-- AIM OF THE TASK --
Write out the records word for word, with no pictures.
--- start of PROVIDED RECORDS ---
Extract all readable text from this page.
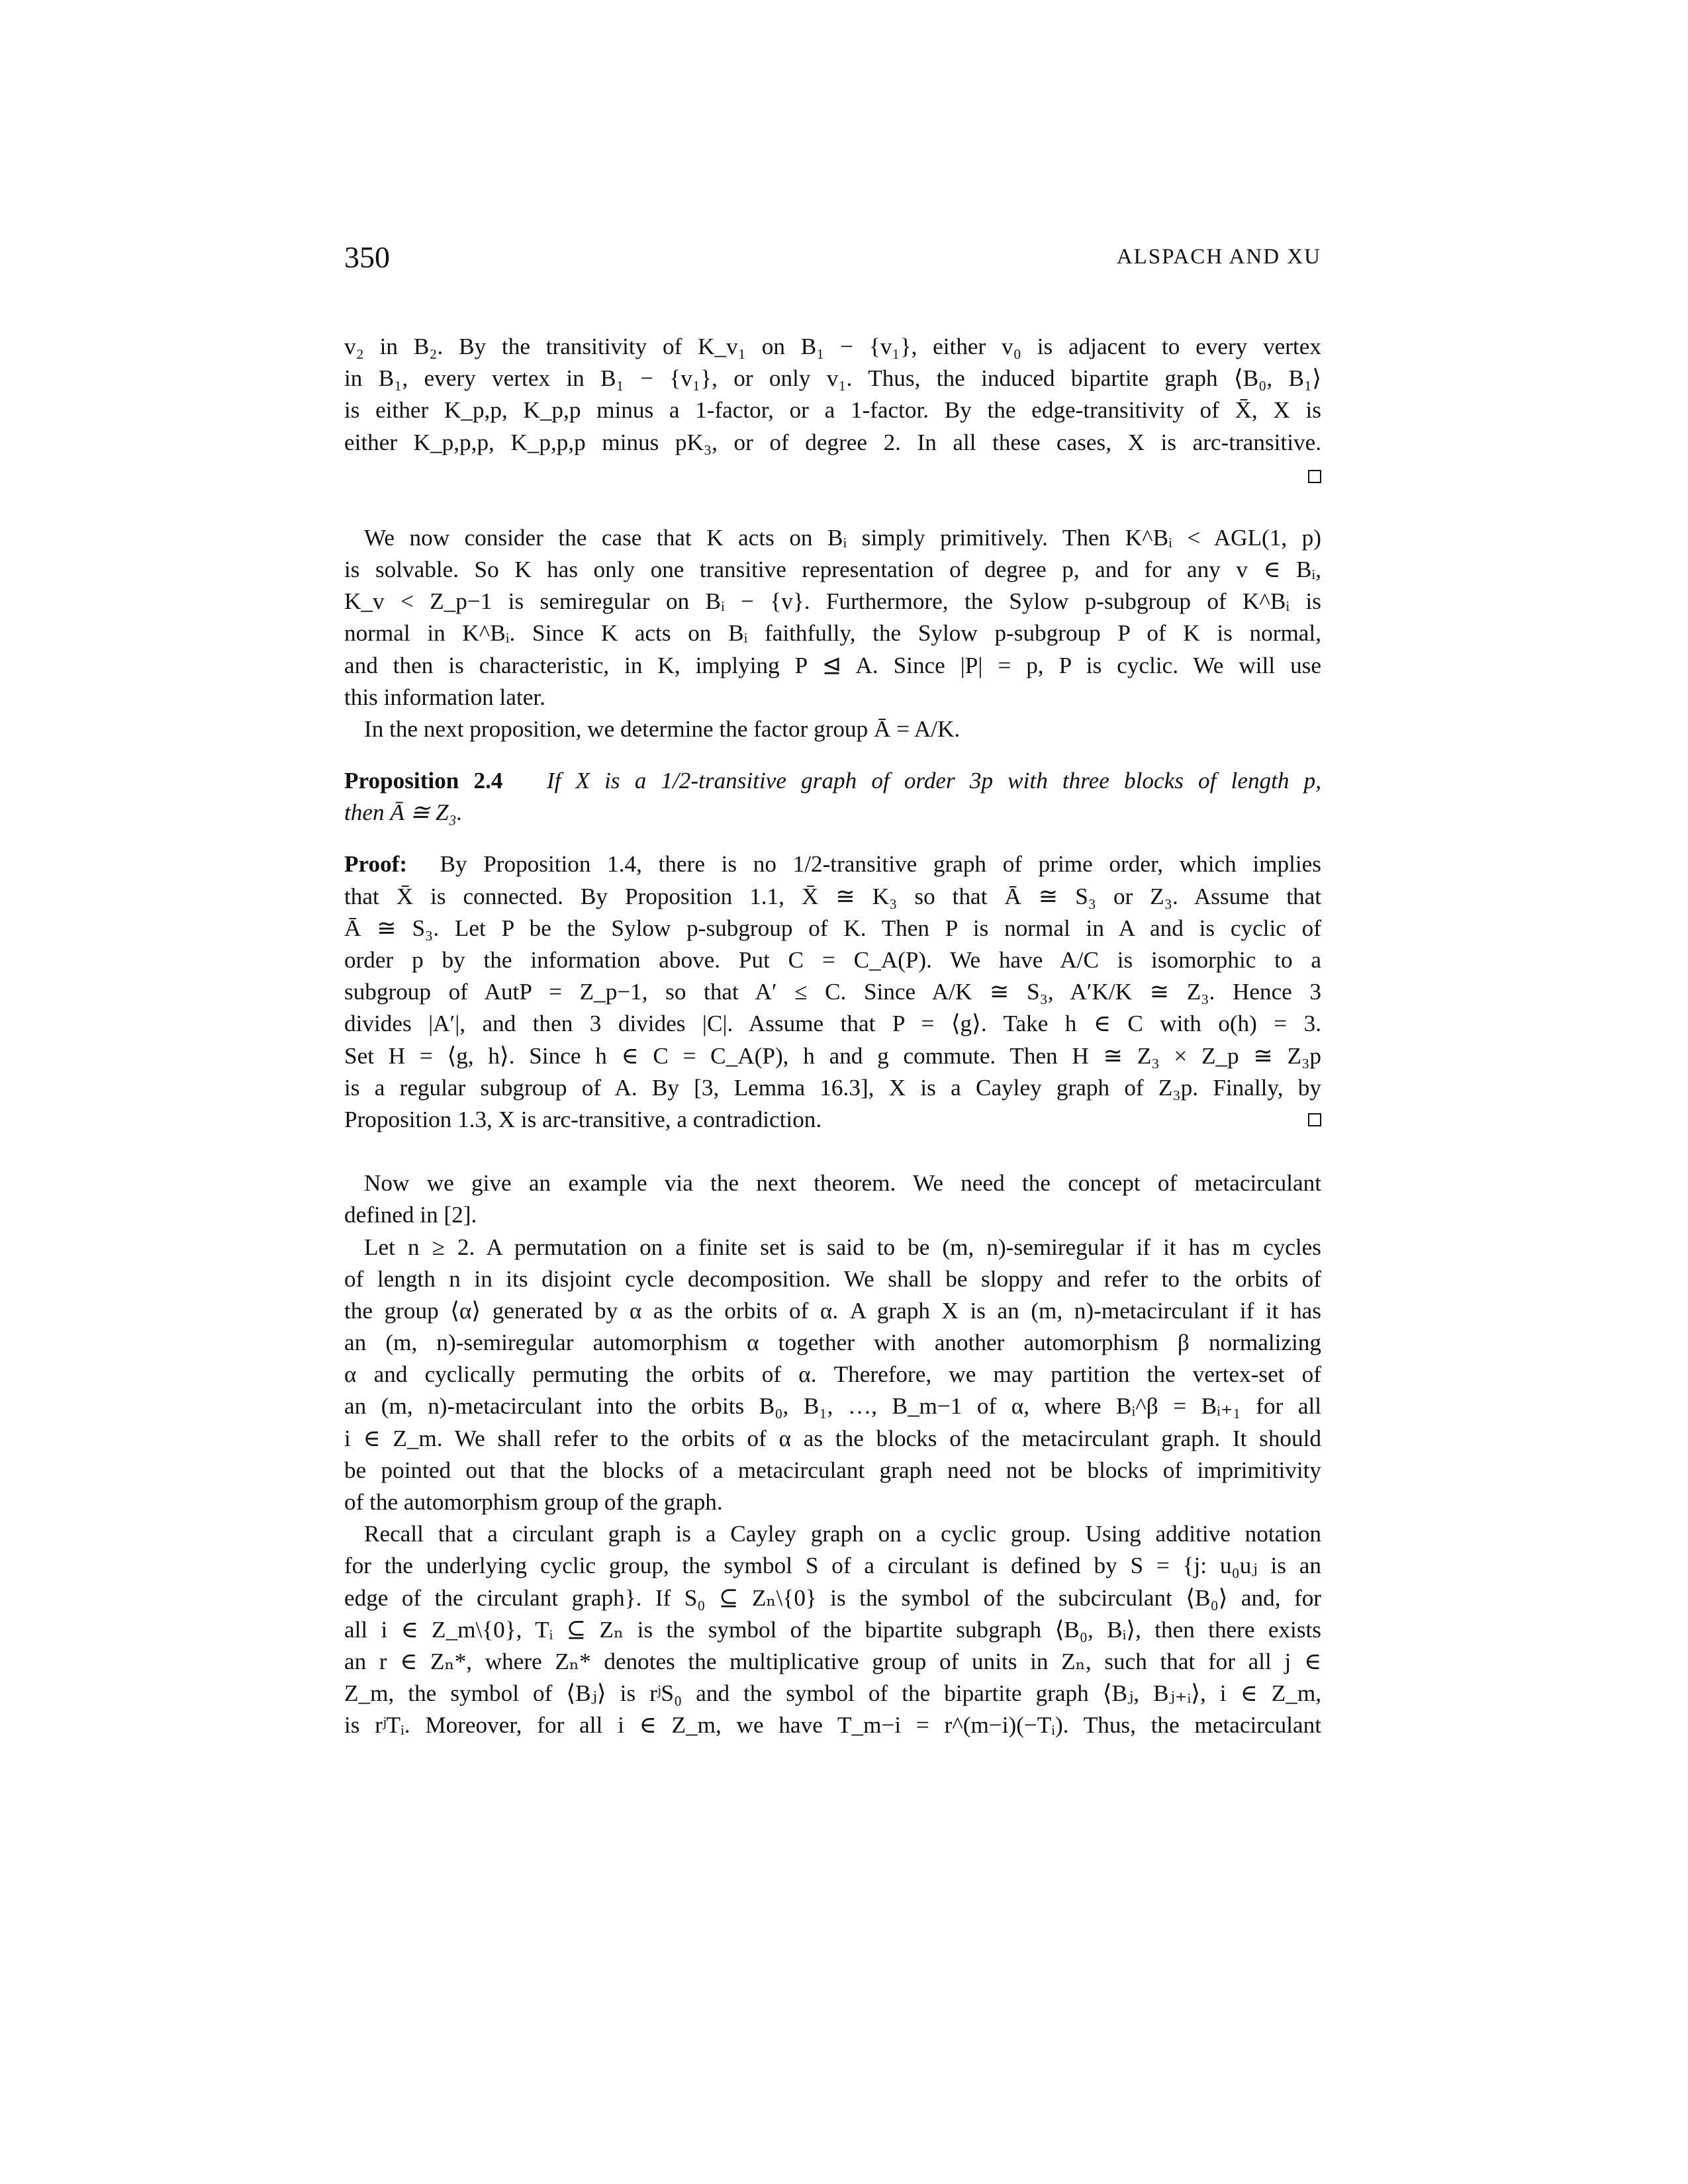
350	ALSPACH AND XU
v₂ in B₂. By the transitivity of K_v₁ on B₁ − {v₁}, either v₀ is adjacent to every vertex
in B₁, every vertex in B₁ − {v₁}, or only v₁. Thus, the induced bipartite graph ⟨B₀, B₁⟩
is either K_p,p, K_p,p minus a 1-factor, or a 1-factor. By the edge-transitivity of X̄, X is
either K_p,p,p, K_p,p,p minus pK₃, or of degree 2. In all these cases, X is arc-transitive.
We now consider the case that K acts on Bᵢ simply primitively. Then K^Bᵢ < AGL(1, p)
is solvable. So K has only one transitive representation of degree p, and for any v ∈ Bᵢ,
K_v < Z_p−1 is semiregular on Bᵢ − {v}. Furthermore, the Sylow p-subgroup of K^Bᵢ is
normal in K^Bᵢ. Since K acts on Bᵢ faithfully, the Sylow p-subgroup P of K is normal,
and then is characteristic, in K, implying P ⊴ A. Since |P| = p, P is cyclic. We will use
this information later.
In the next proposition, we determine the factor group Ā = A/K.
Proposition 2.4 If X is a 1/2-transitive graph of order 3p with three blocks of length p,
then Ā ≅ Z₃.
Proof: By Proposition 1.4, there is no 1/2-transitive graph of prime order, which implies
that X̄ is connected. By Proposition 1.1, X̄ ≅ K₃ so that Ā ≅ S₃ or Z₃. Assume that
Ā ≅ S₃. Let P be the Sylow p-subgroup of K. Then P is normal in A and is cyclic of
order p by the information above. Put C = C_A(P). We have A/C is isomorphic to a
subgroup of AutP = Z_p−1, so that A′ ≤ C. Since A/K ≅ S₃, A′K/K ≅ Z₃. Hence 3
divides |A′|, and then 3 divides |C|. Assume that P = ⟨g⟩. Take h ∈ C with o(h) = 3.
Set H = ⟨g, h⟩. Since h ∈ C = C_A(P), h and g commute. Then H ≅ Z₃ × Z_p ≅ Z₃p
is a regular subgroup of A. By [3, Lemma 16.3], X is a Cayley graph of Z₃p. Finally, by
Proposition 1.3, X is arc-transitive, a contradiction.
Now we give an example via the next theorem. We need the concept of metacirculant
defined in [2].
Let n ≥ 2. A permutation on a finite set is said to be (m, n)-semiregular if it has m cycles
of length n in its disjoint cycle decomposition. We shall be sloppy and refer to the orbits of
the group ⟨α⟩ generated by α as the orbits of α. A graph X is an (m, n)-metacirculant if it has
an (m, n)-semiregular automorphism α together with another automorphism β normalizing
α and cyclically permuting the orbits of α. Therefore, we may partition the vertex-set of
an (m, n)-metacirculant into the orbits B₀, B₁, …, B_m−1 of α, where Bᵢ^β = Bᵢ₊₁ for all
i ∈ Z_m. We shall refer to the orbits of α as the blocks of the metacirculant graph. It should
be pointed out that the blocks of a metacirculant graph need not be blocks of imprimitivity
of the automorphism group of the graph.
Recall that a circulant graph is a Cayley graph on a cyclic group. Using additive notation
for the underlying cyclic group, the symbol S of a circulant is defined by S = {j: u₀uⱼ is an
edge of the circulant graph}. If S₀ ⊆ Zₙ\{0} is the symbol of the subcirculant ⟨B₀⟩ and, for
all i ∈ Z_m\{0}, Tᵢ ⊆ Zₙ is the symbol of the bipartite subgraph ⟨B₀, Bᵢ⟩, then there exists
an r ∈ Zₙ*, where Zₙ* denotes the multiplicative group of units in Zₙ, such that for all j ∈
Z_m, the symbol of ⟨Bⱼ⟩ is rʲS₀ and the symbol of the bipartite graph ⟨Bⱼ, Bⱼ₊ᵢ⟩, i ∈ Z_m,
is rʲTᵢ. Moreover, for all i ∈ Z_m, we have T_m−i = r^(m−i)(−Tᵢ). Thus, the metacirculant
--- end of PROVIDED RECORDS ---
-- IN RESPONSE --
Extract all readable text from this page.
350	ALSPACH AND XU
v₂ in B₂. By the transitivity of K_v₁ on B₁ − {v₁}, either v₀ is adjacent to every vertex
in B₁, every vertex in B₁ − {v₁}, or only v₁. Thus, the induced bipartite graph ⟨B₀, B₁⟩
is either K_p,p, K_p,p minus a 1-factor, or a 1-factor. By the edge-transitivity of X̄, X is
either K_p,p,p, K_p,p,p minus pK₃, or of degree 2. In all these cases, X is arc-transitive.
We now consider the case that K acts on Bᵢ simply primitively. Then K^Bᵢ < AGL(1, p)
is solvable. So K has only one transitive representation of degree p, and for any v ∈ Bᵢ,
K_v < Z_p−1 is semiregular on Bᵢ − {v}. Furthermore, the Sylow p-subgroup of K^Bᵢ is
normal in K^Bᵢ. Since K acts on Bᵢ faithfully, the Sylow p-subgroup P of K is normal,
and then is characteristic, in K, implying P ⊴ A. Since |P| = p, P is cyclic. We will use
this information later.
In the next proposition, we determine the factor group Ā = A/K.
Proposition 2.4 If X is a 1/2-transitive graph of order 3p with three blocks of length p,
then Ā ≅ Z₃.
Proof: By Proposition 1.4, there is no 1/2-transitive graph of prime order, which implies
that X̄ is connected. By Proposition 1.1, X̄ ≅ K₃ so that Ā ≅ S₃ or Z₃. Assume that
Ā ≅ S₃. Let P be the Sylow p-subgroup of K. Then P is normal in A and is cyclic of
order p by the information above. Put C = C_A(P). We have A/C is isomorphic to a
subgroup of AutP = Z_p−1, so that A′ ≤ C. Since A/K ≅ S₃, A′K/K ≅ Z₃. Hence 3
divides |A′|, and then 3 divides |C|. Assume that P = ⟨g⟩. Take h ∈ C with o(h) = 3.
Set H = ⟨g, h⟩. Since h ∈ C = C_A(P), h and g commute. Then H ≅ Z₃ × Z_p ≅ Z₃p
is a regular subgroup of A. By [3, Lemma 16.3], X is a Cayley graph of Z₃p. Finally, by
Proposition 1.3, X is arc-transitive, a contradiction.
Now we give an example via the next theorem. We need the concept of metacirculant
defined in [2].
Let n ≥ 2. A permutation on a finite set is said to be (m, n)-semiregular if it has m cycles
of length n in its disjoint cycle decomposition. We shall be sloppy and refer to the orbits of
the group ⟨α⟩ generated by α as the orbits of α. A graph X is an (m, n)-metacirculant if it has
an (m, n)-semiregular automorphism α together with another automorphism β normalizing
α and cyclically permuting the orbits of α. Therefore, we may partition the vertex-set of
an (m, n)-metacirculant into the orbits B₀, B₁, …, B_m−1 of α, where Bᵢ^β = Bᵢ₊₁ for all
i ∈ Z_m. We shall refer to the orbits of α as the blocks of the metacirculant graph. It should
be pointed out that the blocks of a metacirculant graph need not be blocks of imprimitivity
of the automorphism group of the graph.
Recall that a circulant graph is a Cayley graph on a cyclic group. Using additive notation
for the underlying cyclic group, the symbol S of a circulant is defined by S = {j: u₀uⱼ is an
edge of the circulant graph}. If S₀ ⊆ Zₙ\{0} is the symbol of the subcirculant ⟨B₀⟩ and, for
all i ∈ Z_m\{0}, Tᵢ ⊆ Zₙ is the symbol of the bipartite subgraph ⟨B₀, Bᵢ⟩, then there exists
an r ∈ Zₙ*, where Zₙ* denotes the multiplicative group of units in Zₙ, such that for all j ∈
Z_m, the symbol of ⟨Bⱼ⟩ is rʲS₀ and the symbol of the bipartite graph ⟨Bⱼ, Bⱼ₊ᵢ⟩, i ∈ Z_m,
is rʲTᵢ. Moreover, for all i ∈ Z_m, we have T_m−i = r^(m−i)(−Tᵢ). Thus, the metacirculant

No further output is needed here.